• [EXERCISE BRIEF]: Transcribe every line of the listing below without any deviation.

• [RECORDS TO PROCESS]:
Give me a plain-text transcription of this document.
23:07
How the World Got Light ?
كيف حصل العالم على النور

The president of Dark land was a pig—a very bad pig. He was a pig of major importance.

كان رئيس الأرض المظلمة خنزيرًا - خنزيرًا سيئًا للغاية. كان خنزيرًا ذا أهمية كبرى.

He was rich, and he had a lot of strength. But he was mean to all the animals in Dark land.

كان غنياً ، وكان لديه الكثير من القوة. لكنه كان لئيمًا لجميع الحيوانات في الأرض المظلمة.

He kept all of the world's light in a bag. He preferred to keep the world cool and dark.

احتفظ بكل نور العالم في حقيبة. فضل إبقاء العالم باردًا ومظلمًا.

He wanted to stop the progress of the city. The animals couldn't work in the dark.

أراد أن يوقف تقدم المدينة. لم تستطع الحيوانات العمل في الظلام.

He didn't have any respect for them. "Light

• [ANSWER TO THE EXERCISE]:
Give me a plain-text transcription of this document.
23:07
How the World Got Light ?
كيف حصل العالم على النور

The president of Dark land was a pig—a very bad pig. He was a pig of major importance.

كان رئيس الأرض المظلمة خنزيرًا - خنزيرًا سيئًا للغاية. كان خنزيرًا ذا أهمية كبرى.

He was rich, and he had a lot of strength. But he was mean to all the animals in Dark land.

كان غنياً ، وكان لديه الكثير من القوة. لكنه كان لئيمًا لجميع الحيوانات في الأرض المظلمة.

He kept all of the world's light in a bag. He preferred to keep the world cool and dark.

احتفظ بكل نور العالم في حقيبة. فضل إبقاء العالم باردًا ومظلمًا.

He wanted to stop the progress of the city. The animals couldn't work in the dark.

أراد أن يوقف تقدم المدينة. لم تستطع الحيوانات العمل في الظلام.

He didn't have any respect for them. "Light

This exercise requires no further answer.